Il y a eu jadis des jours où, jeunes, point gâtés encore par la vie, Mercier et Boisdeffre n’étaient pas préoccupés que d’eux-mêmes. Ces temps sont loin. Après des luttes et des épreuves diverses, ils sont parvenus aux grands honneurs. Ils en jouissent, Mercier qui s’y sent menacé, Boisdeffre qui en rêve de plus grands. Quoi ! parce qu’ils se seraient trompés sur le compte d’un misérable juif, tout cela s’écroulerait !

• Consigne:
Recopiez fidèlement le passage de l'extrait sur Mercier et Boisdeffre qui commence aux mots « Il y a eu jadis » et s'arrête après les mots « tout cela s’écroulerait ! ». Vous n'aurez pas besoin des enregistrements.

• Données:

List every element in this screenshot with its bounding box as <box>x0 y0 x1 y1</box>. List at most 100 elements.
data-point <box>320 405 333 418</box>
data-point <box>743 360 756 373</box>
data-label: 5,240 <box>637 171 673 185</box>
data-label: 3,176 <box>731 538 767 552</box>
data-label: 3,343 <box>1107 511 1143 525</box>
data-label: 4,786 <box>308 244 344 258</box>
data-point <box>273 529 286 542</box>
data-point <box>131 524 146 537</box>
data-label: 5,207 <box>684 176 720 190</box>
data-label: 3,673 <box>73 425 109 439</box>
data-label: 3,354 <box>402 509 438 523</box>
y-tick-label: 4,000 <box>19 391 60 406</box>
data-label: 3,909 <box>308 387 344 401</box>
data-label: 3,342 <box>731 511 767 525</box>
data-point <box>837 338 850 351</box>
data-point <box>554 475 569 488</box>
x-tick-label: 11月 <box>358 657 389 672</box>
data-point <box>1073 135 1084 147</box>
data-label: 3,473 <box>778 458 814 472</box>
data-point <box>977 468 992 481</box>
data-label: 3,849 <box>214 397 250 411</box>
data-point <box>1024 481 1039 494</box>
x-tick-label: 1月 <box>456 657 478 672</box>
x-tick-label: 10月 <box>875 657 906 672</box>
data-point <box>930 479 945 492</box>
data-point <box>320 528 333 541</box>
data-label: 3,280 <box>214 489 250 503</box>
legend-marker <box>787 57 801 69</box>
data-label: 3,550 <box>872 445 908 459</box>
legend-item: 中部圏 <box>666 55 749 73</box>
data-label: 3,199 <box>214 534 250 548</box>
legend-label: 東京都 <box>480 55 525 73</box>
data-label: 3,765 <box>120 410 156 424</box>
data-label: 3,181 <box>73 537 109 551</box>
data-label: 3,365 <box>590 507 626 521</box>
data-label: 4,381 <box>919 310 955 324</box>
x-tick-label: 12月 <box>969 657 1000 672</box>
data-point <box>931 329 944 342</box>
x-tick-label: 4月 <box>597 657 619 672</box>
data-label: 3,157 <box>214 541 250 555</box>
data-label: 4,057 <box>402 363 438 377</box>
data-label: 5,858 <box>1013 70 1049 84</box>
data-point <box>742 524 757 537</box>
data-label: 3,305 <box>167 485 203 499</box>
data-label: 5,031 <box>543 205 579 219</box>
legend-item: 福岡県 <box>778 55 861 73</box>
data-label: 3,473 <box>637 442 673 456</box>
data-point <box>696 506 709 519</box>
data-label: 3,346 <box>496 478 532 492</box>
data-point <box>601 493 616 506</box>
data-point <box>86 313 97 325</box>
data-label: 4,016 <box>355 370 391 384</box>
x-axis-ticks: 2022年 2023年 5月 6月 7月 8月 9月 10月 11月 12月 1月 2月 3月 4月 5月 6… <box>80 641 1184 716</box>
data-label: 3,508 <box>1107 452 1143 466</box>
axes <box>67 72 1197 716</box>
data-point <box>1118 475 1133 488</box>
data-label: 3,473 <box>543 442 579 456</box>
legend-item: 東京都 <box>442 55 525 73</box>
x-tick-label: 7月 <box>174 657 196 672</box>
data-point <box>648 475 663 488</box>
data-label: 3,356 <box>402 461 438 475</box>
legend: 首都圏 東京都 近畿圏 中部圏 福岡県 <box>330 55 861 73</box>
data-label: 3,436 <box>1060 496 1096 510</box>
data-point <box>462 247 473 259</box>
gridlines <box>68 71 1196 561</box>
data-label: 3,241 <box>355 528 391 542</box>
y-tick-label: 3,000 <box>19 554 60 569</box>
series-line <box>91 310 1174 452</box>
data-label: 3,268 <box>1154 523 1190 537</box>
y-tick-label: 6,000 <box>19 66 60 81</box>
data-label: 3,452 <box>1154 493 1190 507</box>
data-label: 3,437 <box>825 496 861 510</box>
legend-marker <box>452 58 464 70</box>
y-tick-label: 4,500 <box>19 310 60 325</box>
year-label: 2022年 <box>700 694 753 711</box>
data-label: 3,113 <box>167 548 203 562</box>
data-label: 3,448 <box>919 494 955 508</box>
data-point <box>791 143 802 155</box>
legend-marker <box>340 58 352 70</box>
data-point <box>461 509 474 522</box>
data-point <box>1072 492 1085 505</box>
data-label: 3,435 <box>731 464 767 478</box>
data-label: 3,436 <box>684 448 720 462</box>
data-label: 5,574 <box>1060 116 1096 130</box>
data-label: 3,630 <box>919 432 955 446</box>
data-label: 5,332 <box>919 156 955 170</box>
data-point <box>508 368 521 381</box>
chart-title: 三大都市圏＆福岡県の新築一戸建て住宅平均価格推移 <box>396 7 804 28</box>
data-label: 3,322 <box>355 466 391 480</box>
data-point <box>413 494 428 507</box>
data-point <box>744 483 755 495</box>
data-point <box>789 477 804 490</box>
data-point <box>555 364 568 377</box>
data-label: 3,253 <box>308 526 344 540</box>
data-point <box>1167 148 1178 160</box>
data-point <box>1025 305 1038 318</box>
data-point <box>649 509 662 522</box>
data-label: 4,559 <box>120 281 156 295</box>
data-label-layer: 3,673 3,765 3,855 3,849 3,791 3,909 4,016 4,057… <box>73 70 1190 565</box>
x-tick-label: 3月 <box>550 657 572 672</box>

• Résultat:
Il y a eu jadis des jours où, jeunes, point gâtés encore par la vie, Mercier et Boisdeffre n’étaient pas préoccupés que d’eux-mêmes. Ces temps sont loin. Après des luttes et des épreuves diverses, ils sont parvenus aux grands honneurs. Ils en jouissent, Mercier qui s’y sent menacé, Boisdeffre qui en rêve de plus grands. Quoi ! parce qu’ils se seraient trompés sur le compte d’un misérable juif, tout cela s’écroulerait !